:: Material shown ::

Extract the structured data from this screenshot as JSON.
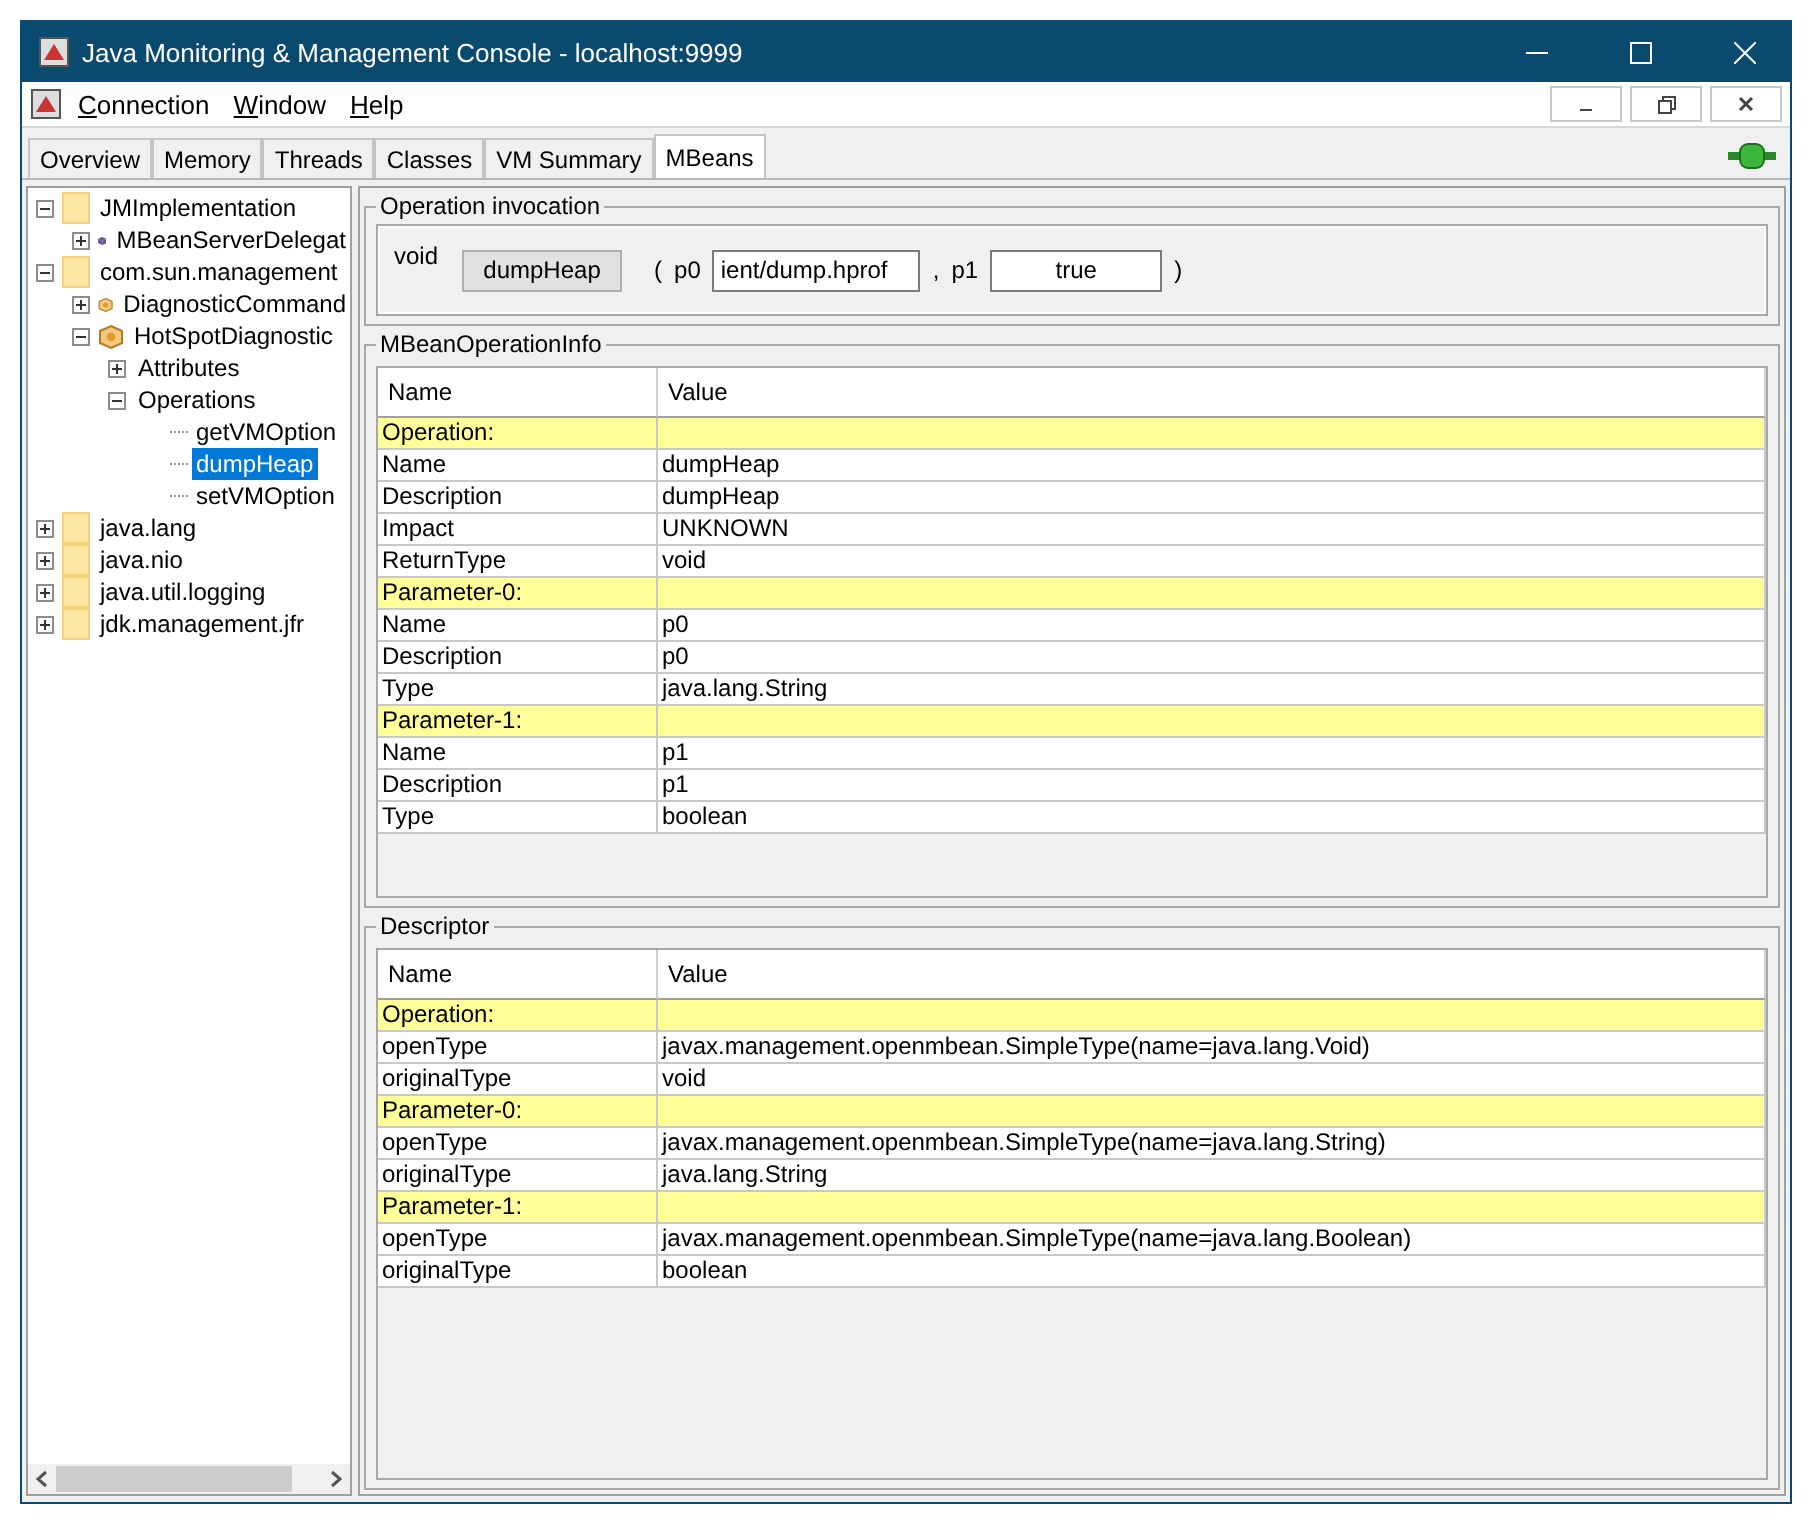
{
  "window": {
    "title": "Java Monitoring & Management Console - localhost:9999"
  },
  "menu": [
    {
      "label": "Connection"
    },
    {
      "label": "Window"
    },
    {
      "label": "Help"
    }
  ],
  "tabs": [
    {
      "label": "Overview",
      "selected": false
    },
    {
      "label": "Memory",
      "selected": false
    },
    {
      "label": "Threads",
      "selected": false
    },
    {
      "label": "Classes",
      "selected": false
    },
    {
      "label": "VM Summary",
      "selected": false
    },
    {
      "label": "MBeans",
      "selected": true
    }
  ],
  "tree": [
    {
      "label": "JMImplementation",
      "kind": "folder",
      "expanded": true,
      "selected": false,
      "children": [
        {
          "label": "MBeanServerDelegat",
          "kind": "mbean",
          "expanded": false,
          "selected": false
        }
      ]
    },
    {
      "label": "com.sun.management",
      "kind": "folder",
      "expanded": true,
      "selected": false,
      "children": [
        {
          "label": "DiagnosticCommand",
          "kind": "bean",
          "expanded": false,
          "selected": false
        },
        {
          "label": "HotSpotDiagnostic",
          "kind": "bean",
          "expanded": true,
          "selected": false,
          "children": [
            {
              "label": "Attributes",
              "expanded": false,
              "selected": false
            },
            {
              "label": "Operations",
              "expanded": true,
              "selected": false,
              "children": [
                {
                  "label": "getVMOption",
                  "kind": "leaf",
                  "selected": false
                },
                {
                  "label": "dumpHeap",
                  "kind": "leaf",
                  "selected": true
                },
                {
                  "label": "setVMOption",
                  "kind": "leaf",
                  "selected": false
                }
              ]
            }
          ]
        }
      ]
    },
    {
      "label": "java.lang",
      "kind": "folder",
      "expanded": false,
      "selected": false
    },
    {
      "label": "java.nio",
      "kind": "folder",
      "expanded": false,
      "selected": false
    },
    {
      "label": "java.util.logging",
      "kind": "folder",
      "expanded": false,
      "selected": false
    },
    {
      "label": "jdk.management.jfr",
      "kind": "folder",
      "expanded": false,
      "selected": false
    }
  ],
  "invocation": {
    "title": "Operation invocation",
    "return_type": "void",
    "button": "dumpHeap",
    "open": "(",
    "params": [
      {
        "name": "p0",
        "value": "ient/dump.hprof"
      },
      {
        "name": "p1",
        "value": "true",
        "sep": ","
      }
    ],
    "close": ")"
  },
  "info": {
    "title": "MBeanOperationInfo",
    "columns": [
      "Name",
      "Value"
    ],
    "rows": [
      {
        "kind": "section",
        "name": "Operation:"
      },
      {
        "kind": "field",
        "name": "Name",
        "value": "dumpHeap"
      },
      {
        "kind": "field",
        "name": "Description",
        "value": "dumpHeap"
      },
      {
        "kind": "field",
        "name": "Impact",
        "value": "UNKNOWN"
      },
      {
        "kind": "field",
        "name": "ReturnType",
        "value": "void"
      },
      {
        "kind": "section",
        "name": "Parameter-0:"
      },
      {
        "kind": "field",
        "name": "Name",
        "value": "p0"
      },
      {
        "kind": "field",
        "name": "Description",
        "value": "p0"
      },
      {
        "kind": "field",
        "name": "Type",
        "value": "java.lang.String"
      },
      {
        "kind": "section",
        "name": "Parameter-1:"
      },
      {
        "kind": "field",
        "name": "Name",
        "value": "p1"
      },
      {
        "kind": "field",
        "name": "Description",
        "value": "p1"
      },
      {
        "kind": "field",
        "name": "Type",
        "value": "boolean"
      }
    ]
  },
  "descriptor": {
    "title": "Descriptor",
    "columns": [
      "Name",
      "Value"
    ],
    "rows": [
      {
        "kind": "section",
        "name": "Operation:"
      },
      {
        "kind": "field",
        "name": "openType",
        "value": "javax.management.openmbean.SimpleType(name=java.lang.Void)"
      },
      {
        "kind": "field",
        "name": "originalType",
        "value": "void"
      },
      {
        "kind": "section",
        "name": "Parameter-0:"
      },
      {
        "kind": "field",
        "name": "openType",
        "value": "javax.management.openmbean.SimpleType(name=java.lang.String)"
      },
      {
        "kind": "field",
        "name": "originalType",
        "value": "java.lang.String"
      },
      {
        "kind": "section",
        "name": "Parameter-1:"
      },
      {
        "kind": "field",
        "name": "openType",
        "value": "javax.management.openmbean.SimpleType(name=java.lang.Boolean)"
      },
      {
        "kind": "field",
        "name": "originalType",
        "value": "boolean"
      }
    ]
  }
}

:::

What the exercise asks
Without the pictures, write out all of the material exactly.

Answer to this problem
Extract the structured data from this screenshot as JSON.
{
  "window": {
    "title": "Java Monitoring & Management Console - localhost:9999"
  },
  "menu": [
    {
      "label": "Connection"
    },
    {
      "label": "Window"
    },
    {
      "label": "Help"
    }
  ],
  "tabs": [
    {
      "label": "Overview",
      "selected": false
    },
    {
      "label": "Memory",
      "selected": false
    },
    {
      "label": "Threads",
      "selected": false
    },
    {
      "label": "Classes",
      "selected": false
    },
    {
      "label": "VM Summary",
      "selected": false
    },
    {
      "label": "MBeans",
      "selected": true
    }
  ],
  "tree": [
    {
      "label": "JMImplementation",
      "kind": "folder",
      "expanded": true,
      "selected": false,
      "children": [
        {
          "label": "MBeanServerDelegat",
          "kind": "mbean",
          "expanded": false,
          "selected": false
        }
      ]
    },
    {
      "label": "com.sun.management",
      "kind": "folder",
      "expanded": true,
      "selected": false,
      "children": [
        {
          "label": "DiagnosticCommand",
          "kind": "bean",
          "expanded": false,
          "selected": false
        },
        {
          "label": "HotSpotDiagnostic",
          "kind": "bean",
          "expanded": true,
          "selected": false,
          "children": [
            {
              "label": "Attributes",
              "expanded": false,
              "selected": false
            },
            {
              "label": "Operations",
              "expanded": true,
              "selected": false,
              "children": [
                {
                  "label": "getVMOption",
                  "kind": "leaf",
                  "selected": false
                },
                {
                  "label": "dumpHeap",
                  "kind": "leaf",
                  "selected": true
                },
                {
                  "label": "setVMOption",
                  "kind": "leaf",
                  "selected": false
                }
              ]
            }
          ]
        }
      ]
    },
    {
      "label": "java.lang",
      "kind": "folder",
      "expanded": false,
      "selected": false
    },
    {
      "label": "java.nio",
      "kind": "folder",
      "expanded": false,
      "selected": false
    },
    {
      "label": "java.util.logging",
      "kind": "folder",
      "expanded": false,
      "selected": false
    },
    {
      "label": "jdk.management.jfr",
      "kind": "folder",
      "expanded": false,
      "selected": false
    }
  ],
  "invocation": {
    "title": "Operation invocation",
    "return_type": "void",
    "button": "dumpHeap",
    "open": "(",
    "params": [
      {
        "name": "p0",
        "value": "ient/dump.hprof"
      },
      {
        "name": "p1",
        "value": "true",
        "sep": ","
      }
    ],
    "close": ")"
  },
  "info": {
    "title": "MBeanOperationInfo",
    "columns": [
      "Name",
      "Value"
    ],
    "rows": [
      {
        "kind": "section",
        "name": "Operation:"
      },
      {
        "kind": "field",
        "name": "Name",
        "value": "dumpHeap"
      },
      {
        "kind": "field",
        "name": "Description",
        "value": "dumpHeap"
      },
      {
        "kind": "field",
        "name": "Impact",
        "value": "UNKNOWN"
      },
      {
        "kind": "field",
        "name": "ReturnType",
        "value": "void"
      },
      {
        "kind": "section",
        "name": "Parameter-0:"
      },
      {
        "kind": "field",
        "name": "Name",
        "value": "p0"
      },
      {
        "kind": "field",
        "name": "Description",
        "value": "p0"
      },
      {
        "kind": "field",
        "name": "Type",
        "value": "java.lang.String"
      },
      {
        "kind": "section",
        "name": "Parameter-1:"
      },
      {
        "kind": "field",
        "name": "Name",
        "value": "p1"
      },
      {
        "kind": "field",
        "name": "Description",
        "value": "p1"
      },
      {
        "kind": "field",
        "name": "Type",
        "value": "boolean"
      }
    ]
  },
  "descriptor": {
    "title": "Descriptor",
    "columns": [
      "Name",
      "Value"
    ],
    "rows": [
      {
        "kind": "section",
        "name": "Operation:"
      },
      {
        "kind": "field",
        "name": "openType",
        "value": "javax.management.openmbean.SimpleType(name=java.lang.Void)"
      },
      {
        "kind": "field",
        "name": "originalType",
        "value": "void"
      },
      {
        "kind": "section",
        "name": "Parameter-0:"
      },
      {
        "kind": "field",
        "name": "openType",
        "value": "javax.management.openmbean.SimpleType(name=java.lang.String)"
      },
      {
        "kind": "field",
        "name": "originalType",
        "value": "java.lang.String"
      },
      {
        "kind": "section",
        "name": "Parameter-1:"
      },
      {
        "kind": "field",
        "name": "openType",
        "value": "javax.management.openmbean.SimpleType(name=java.lang.Boolean)"
      },
      {
        "kind": "field",
        "name": "originalType",
        "value": "boolean"
      }
    ]
  }
}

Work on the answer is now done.